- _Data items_
↓
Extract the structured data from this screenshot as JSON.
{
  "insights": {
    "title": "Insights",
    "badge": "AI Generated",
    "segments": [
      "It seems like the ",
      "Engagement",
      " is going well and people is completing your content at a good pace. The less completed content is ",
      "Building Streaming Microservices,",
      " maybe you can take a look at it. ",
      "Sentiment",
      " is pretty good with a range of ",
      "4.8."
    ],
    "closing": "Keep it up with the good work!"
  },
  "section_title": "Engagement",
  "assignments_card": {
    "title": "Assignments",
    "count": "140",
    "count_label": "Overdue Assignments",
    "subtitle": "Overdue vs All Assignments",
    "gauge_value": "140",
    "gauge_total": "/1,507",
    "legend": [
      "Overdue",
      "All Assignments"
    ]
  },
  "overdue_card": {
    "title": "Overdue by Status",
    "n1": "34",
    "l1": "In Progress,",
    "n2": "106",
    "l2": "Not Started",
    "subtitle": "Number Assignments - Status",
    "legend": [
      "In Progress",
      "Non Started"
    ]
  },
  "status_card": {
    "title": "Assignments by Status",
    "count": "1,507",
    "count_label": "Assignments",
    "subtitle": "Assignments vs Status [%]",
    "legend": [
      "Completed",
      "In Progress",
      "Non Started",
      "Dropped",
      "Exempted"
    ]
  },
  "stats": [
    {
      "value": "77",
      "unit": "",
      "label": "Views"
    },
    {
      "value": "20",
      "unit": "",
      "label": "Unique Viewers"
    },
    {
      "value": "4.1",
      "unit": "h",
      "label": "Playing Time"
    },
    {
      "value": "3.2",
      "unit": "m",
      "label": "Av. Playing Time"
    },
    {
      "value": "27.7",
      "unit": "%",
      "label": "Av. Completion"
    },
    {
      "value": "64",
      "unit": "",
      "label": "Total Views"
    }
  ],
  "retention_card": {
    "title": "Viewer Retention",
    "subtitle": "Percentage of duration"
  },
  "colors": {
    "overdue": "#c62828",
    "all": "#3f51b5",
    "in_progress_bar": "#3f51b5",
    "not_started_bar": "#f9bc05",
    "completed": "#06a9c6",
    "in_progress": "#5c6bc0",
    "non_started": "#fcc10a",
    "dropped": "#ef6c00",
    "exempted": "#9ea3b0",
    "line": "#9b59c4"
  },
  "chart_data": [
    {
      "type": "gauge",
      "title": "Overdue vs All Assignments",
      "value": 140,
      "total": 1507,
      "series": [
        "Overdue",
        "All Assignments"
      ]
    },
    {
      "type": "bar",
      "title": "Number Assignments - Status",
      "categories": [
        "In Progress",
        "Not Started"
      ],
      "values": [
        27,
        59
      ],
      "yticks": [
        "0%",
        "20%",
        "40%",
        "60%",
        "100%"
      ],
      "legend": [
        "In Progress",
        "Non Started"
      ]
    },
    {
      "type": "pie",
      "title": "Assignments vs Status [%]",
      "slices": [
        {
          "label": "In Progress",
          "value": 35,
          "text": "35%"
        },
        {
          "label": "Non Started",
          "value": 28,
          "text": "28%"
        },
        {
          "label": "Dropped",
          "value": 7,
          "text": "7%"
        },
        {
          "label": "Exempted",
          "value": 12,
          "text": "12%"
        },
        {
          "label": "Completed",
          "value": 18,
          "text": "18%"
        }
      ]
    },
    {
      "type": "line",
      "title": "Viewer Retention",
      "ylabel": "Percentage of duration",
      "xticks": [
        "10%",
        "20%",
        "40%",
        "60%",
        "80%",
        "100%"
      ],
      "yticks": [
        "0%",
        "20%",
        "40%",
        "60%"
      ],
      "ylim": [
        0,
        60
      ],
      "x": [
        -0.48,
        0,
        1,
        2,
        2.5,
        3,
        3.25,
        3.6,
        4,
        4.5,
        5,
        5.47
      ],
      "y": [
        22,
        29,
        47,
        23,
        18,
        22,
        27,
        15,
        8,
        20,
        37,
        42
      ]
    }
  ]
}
↑
- _What this task involves_
Write out the entire listing exactly.

- _Exercise answer_
Extract the structured data from this screenshot as JSON.
{
  "insights": {
    "title": "Insights",
    "badge": "AI Generated",
    "segments": [
      "It seems like the ",
      "Engagement",
      " is going well and people is completing your content at a good pace. The less completed content is ",
      "Building Streaming Microservices,",
      " maybe you can take a look at it. ",
      "Sentiment",
      " is pretty good with a range of ",
      "4.8."
    ],
    "closing": "Keep it up with the good work!"
  },
  "section_title": "Engagement",
  "assignments_card": {
    "title": "Assignments",
    "count": "140",
    "count_label": "Overdue Assignments",
    "subtitle": "Overdue vs All Assignments",
    "gauge_value": "140",
    "gauge_total": "/1,507",
    "legend": [
      "Overdue",
      "All Assignments"
    ]
  },
  "overdue_card": {
    "title": "Overdue by Status",
    "n1": "34",
    "l1": "In Progress,",
    "n2": "106",
    "l2": "Not Started",
    "subtitle": "Number Assignments - Status",
    "legend": [
      "In Progress",
      "Non Started"
    ]
  },
  "status_card": {
    "title": "Assignments by Status",
    "count": "1,507",
    "count_label": "Assignments",
    "subtitle": "Assignments vs Status [%]",
    "legend": [
      "Completed",
      "In Progress",
      "Non Started",
      "Dropped",
      "Exempted"
    ]
  },
  "stats": [
    {
      "value": "77",
      "unit": "",
      "label": "Views"
    },
    {
      "value": "20",
      "unit": "",
      "label": "Unique Viewers"
    },
    {
      "value": "4.1",
      "unit": "h",
      "label": "Playing Time"
    },
    {
      "value": "3.2",
      "unit": "m",
      "label": "Av. Playing Time"
    },
    {
      "value": "27.7",
      "unit": "%",
      "label": "Av. Completion"
    },
    {
      "value": "64",
      "unit": "",
      "label": "Total Views"
    }
  ],
  "retention_card": {
    "title": "Viewer Retention",
    "subtitle": "Percentage of duration"
  },
  "colors": {
    "overdue": "#c62828",
    "all": "#3f51b5",
    "in_progress_bar": "#3f51b5",
    "not_started_bar": "#f9bc05",
    "completed": "#06a9c6",
    "in_progress": "#5c6bc0",
    "non_started": "#fcc10a",
    "dropped": "#ef6c00",
    "exempted": "#9ea3b0",
    "line": "#9b59c4"
  },
  "chart_data": [
    {
      "type": "gauge",
      "title": "Overdue vs All Assignments",
      "value": 140,
      "total": 1507,
      "series": [
        "Overdue",
        "All Assignments"
      ]
    },
    {
      "type": "bar",
      "title": "Number Assignments - Status",
      "categories": [
        "In Progress",
        "Not Started"
      ],
      "values": [
        27,
        59
      ],
      "yticks": [
        "0%",
        "20%",
        "40%",
        "60%",
        "100%"
      ],
      "legend": [
        "In Progress",
        "Non Started"
      ]
    },
    {
      "type": "pie",
      "title": "Assignments vs Status [%]",
      "slices": [
        {
          "label": "In Progress",
          "value": 35,
          "text": "35%"
        },
        {
          "label": "Non Started",
          "value": 28,
          "text": "28%"
        },
        {
          "label": "Dropped",
          "value": 7,
          "text": "7%"
        },
        {
          "label": "Exempted",
          "value": 12,
          "text": "12%"
        },
        {
          "label": "Completed",
          "value": 18,
          "text": "18%"
        }
      ]
    },
    {
      "type": "line",
      "title": "Viewer Retention",
      "ylabel": "Percentage of duration",
      "xticks": [
        "10%",
        "20%",
        "40%",
        "60%",
        "80%",
        "100%"
      ],
      "yticks": [
        "0%",
        "20%",
        "40%",
        "60%"
      ],
      "ylim": [
        0,
        60
      ],
      "x": [
        -0.48,
        0,
        1,
        2,
        2.5,
        3,
        3.25,
        3.6,
        4,
        4.5,
        5,
        5.47
      ],
      "y": [
        22,
        29,
        47,
        23,
        18,
        22,
        27,
        15,
        8,
        20,
        37,
        42
      ]
    }
  ]
}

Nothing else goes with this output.